* [MATERIAL PROVIDED]:
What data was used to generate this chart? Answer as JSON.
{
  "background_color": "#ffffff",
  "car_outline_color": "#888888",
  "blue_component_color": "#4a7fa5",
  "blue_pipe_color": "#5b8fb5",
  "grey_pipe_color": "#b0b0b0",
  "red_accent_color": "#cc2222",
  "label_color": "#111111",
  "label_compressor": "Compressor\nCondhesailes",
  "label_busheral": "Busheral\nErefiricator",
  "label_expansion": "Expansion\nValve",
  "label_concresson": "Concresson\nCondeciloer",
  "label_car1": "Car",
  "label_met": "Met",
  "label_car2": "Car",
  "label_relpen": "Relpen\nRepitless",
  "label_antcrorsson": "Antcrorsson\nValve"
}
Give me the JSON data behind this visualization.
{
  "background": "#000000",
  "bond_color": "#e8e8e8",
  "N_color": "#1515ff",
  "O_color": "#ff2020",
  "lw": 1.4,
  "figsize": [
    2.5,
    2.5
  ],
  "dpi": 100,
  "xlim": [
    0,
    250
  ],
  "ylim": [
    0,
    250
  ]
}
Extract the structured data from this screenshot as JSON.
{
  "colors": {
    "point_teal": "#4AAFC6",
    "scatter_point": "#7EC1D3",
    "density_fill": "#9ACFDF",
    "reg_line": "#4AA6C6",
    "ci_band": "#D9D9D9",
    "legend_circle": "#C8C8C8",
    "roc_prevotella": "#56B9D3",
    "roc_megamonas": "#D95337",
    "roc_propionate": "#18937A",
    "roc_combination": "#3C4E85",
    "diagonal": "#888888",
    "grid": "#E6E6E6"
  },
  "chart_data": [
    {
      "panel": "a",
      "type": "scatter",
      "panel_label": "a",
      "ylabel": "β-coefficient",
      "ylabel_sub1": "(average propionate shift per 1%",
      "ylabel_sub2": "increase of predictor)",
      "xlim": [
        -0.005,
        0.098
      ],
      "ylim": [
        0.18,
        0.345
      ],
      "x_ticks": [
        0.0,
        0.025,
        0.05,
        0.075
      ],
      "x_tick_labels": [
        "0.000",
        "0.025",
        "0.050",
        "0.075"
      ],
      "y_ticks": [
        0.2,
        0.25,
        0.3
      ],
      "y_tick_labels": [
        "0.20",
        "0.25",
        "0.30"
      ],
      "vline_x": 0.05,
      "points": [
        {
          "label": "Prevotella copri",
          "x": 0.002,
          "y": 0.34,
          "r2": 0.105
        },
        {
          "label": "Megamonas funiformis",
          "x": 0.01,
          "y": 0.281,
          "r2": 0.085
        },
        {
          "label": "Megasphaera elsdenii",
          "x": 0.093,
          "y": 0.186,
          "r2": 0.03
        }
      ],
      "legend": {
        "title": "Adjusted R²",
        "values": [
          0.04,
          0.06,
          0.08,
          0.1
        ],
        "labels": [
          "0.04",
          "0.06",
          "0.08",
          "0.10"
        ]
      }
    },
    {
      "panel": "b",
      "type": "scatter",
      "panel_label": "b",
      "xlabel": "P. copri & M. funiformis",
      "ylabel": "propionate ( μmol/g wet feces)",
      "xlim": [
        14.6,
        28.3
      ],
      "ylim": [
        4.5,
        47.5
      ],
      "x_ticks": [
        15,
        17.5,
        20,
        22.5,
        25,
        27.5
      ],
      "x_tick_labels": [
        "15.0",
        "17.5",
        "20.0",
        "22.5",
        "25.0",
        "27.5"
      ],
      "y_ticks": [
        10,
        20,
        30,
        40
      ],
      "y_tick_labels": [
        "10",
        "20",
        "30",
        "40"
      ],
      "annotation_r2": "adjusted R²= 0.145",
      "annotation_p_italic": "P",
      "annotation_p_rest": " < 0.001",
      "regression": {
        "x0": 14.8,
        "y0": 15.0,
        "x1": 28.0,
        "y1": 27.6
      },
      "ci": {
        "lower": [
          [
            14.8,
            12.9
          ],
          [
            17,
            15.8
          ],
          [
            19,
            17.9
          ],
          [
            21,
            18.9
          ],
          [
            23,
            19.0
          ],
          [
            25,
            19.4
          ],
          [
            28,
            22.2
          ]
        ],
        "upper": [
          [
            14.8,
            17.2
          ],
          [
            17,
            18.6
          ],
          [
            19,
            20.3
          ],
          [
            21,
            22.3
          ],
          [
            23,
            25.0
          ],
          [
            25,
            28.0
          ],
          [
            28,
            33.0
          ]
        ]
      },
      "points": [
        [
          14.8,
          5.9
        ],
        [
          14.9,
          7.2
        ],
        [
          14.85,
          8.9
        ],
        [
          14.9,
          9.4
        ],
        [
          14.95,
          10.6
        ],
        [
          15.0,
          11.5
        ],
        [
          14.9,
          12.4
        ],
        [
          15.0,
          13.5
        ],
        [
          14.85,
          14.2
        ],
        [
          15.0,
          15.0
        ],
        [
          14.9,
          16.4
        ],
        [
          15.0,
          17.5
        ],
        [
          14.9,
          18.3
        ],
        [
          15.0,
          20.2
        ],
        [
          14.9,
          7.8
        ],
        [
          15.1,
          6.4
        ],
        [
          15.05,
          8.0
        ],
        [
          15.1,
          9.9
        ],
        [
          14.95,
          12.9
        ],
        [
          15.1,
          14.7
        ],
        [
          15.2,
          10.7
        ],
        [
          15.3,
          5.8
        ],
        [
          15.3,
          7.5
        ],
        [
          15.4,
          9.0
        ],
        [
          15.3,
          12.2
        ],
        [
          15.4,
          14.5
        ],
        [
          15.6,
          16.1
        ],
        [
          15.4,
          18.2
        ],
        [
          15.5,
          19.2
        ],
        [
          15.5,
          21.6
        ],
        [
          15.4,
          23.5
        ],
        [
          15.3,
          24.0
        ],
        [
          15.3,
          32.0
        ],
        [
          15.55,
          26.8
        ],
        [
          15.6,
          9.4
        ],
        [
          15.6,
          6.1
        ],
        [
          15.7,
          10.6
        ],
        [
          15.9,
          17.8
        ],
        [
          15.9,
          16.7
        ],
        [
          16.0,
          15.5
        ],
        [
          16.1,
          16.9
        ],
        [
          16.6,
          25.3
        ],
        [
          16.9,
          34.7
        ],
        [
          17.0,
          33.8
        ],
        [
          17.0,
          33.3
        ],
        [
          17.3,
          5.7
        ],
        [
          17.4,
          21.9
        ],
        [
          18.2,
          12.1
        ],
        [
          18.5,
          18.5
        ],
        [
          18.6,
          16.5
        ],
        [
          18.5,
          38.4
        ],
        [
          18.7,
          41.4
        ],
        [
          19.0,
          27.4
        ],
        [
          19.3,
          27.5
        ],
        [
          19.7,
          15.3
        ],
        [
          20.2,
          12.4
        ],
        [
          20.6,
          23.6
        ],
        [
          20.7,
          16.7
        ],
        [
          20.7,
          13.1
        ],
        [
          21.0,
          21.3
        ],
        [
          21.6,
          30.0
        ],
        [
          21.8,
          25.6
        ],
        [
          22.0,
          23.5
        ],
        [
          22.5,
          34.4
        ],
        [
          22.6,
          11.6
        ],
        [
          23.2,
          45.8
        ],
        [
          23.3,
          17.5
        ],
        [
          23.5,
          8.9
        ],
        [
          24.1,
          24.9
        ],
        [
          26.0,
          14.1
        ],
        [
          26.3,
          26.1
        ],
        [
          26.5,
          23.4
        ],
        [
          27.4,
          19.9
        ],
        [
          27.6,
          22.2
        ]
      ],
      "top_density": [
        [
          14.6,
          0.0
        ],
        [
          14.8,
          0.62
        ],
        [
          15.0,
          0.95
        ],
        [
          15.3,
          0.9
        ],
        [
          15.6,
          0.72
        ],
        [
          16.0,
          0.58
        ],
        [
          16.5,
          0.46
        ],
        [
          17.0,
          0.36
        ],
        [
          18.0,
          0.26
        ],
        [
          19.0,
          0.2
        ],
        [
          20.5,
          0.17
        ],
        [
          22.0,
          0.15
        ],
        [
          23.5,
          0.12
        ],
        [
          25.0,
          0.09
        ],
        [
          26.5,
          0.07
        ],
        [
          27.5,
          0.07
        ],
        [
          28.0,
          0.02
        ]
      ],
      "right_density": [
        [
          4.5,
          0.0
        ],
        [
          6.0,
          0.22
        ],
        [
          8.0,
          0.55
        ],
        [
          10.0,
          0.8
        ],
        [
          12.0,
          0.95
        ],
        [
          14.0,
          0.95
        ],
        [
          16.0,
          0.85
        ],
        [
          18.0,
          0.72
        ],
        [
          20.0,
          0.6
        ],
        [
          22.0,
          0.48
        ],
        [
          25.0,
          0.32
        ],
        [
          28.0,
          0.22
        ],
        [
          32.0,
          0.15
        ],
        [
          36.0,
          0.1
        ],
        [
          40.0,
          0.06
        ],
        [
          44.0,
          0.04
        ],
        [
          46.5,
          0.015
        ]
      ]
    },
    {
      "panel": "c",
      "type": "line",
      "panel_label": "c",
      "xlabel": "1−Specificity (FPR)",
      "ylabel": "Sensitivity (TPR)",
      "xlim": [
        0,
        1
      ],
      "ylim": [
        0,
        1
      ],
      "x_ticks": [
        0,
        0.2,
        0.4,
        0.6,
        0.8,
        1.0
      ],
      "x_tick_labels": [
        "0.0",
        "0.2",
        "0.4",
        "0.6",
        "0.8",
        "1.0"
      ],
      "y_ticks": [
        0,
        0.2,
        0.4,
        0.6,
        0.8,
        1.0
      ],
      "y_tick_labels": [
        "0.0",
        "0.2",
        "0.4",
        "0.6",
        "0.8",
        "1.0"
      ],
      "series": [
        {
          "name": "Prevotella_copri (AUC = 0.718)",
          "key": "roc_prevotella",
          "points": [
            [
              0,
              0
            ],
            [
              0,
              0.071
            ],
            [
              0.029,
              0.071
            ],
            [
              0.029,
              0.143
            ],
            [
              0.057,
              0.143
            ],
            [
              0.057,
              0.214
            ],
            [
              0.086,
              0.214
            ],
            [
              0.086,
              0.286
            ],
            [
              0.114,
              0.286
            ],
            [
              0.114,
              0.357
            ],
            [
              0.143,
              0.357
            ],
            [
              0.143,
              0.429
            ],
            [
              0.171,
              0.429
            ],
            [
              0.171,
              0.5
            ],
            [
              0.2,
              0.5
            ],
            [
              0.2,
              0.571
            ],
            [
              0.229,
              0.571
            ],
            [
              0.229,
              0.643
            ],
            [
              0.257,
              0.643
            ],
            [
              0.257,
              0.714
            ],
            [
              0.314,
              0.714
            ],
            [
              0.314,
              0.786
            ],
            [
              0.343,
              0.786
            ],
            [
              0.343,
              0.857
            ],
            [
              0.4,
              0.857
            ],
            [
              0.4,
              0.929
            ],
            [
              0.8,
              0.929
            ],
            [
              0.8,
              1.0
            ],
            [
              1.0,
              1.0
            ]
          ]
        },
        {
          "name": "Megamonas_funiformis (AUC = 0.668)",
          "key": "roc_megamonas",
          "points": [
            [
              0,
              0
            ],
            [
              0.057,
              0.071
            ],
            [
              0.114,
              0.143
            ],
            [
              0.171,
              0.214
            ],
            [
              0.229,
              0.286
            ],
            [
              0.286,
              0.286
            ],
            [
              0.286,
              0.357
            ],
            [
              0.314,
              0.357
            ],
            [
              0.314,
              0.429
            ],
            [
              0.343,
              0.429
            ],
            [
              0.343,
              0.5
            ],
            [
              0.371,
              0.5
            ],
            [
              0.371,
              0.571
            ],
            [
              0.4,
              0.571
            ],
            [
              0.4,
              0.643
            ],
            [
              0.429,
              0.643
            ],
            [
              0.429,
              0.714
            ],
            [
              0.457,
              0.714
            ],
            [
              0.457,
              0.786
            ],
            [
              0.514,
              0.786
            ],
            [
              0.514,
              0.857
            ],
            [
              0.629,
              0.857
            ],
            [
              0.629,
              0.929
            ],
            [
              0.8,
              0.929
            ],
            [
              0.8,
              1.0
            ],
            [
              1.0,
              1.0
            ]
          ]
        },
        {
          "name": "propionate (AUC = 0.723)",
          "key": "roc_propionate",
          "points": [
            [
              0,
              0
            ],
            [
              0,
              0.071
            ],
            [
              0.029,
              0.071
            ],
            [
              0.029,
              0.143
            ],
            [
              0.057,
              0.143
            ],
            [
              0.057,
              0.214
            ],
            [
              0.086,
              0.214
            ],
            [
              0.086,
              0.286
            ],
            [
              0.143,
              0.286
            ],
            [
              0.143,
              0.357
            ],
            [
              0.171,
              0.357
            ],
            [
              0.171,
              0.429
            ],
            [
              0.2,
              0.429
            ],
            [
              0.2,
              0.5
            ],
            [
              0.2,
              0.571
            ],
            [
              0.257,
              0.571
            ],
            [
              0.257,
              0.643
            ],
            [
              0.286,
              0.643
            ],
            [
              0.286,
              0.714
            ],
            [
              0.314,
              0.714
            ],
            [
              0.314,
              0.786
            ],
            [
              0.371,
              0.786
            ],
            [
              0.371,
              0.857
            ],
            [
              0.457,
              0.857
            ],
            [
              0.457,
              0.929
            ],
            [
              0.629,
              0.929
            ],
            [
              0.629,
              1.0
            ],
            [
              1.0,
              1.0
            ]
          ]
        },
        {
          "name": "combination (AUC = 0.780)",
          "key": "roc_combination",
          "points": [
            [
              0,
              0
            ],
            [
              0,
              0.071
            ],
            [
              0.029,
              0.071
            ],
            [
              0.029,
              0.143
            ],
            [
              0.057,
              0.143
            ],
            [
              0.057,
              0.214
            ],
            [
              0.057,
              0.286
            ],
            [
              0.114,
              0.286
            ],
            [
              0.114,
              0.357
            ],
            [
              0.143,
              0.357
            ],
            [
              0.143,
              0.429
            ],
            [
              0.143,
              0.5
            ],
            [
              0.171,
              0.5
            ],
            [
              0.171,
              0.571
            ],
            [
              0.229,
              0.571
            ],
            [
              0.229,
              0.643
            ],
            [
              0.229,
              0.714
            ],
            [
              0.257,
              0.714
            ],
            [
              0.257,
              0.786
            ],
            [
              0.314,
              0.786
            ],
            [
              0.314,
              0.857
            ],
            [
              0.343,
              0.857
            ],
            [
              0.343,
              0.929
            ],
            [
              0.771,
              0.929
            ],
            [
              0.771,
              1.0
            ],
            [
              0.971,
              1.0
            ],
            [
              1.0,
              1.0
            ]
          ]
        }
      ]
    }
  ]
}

* [WHAT TO DO]:
Report only a number: how many lines in the material above contain the string "nValve".

* [EXERCISE ANSWER]:
2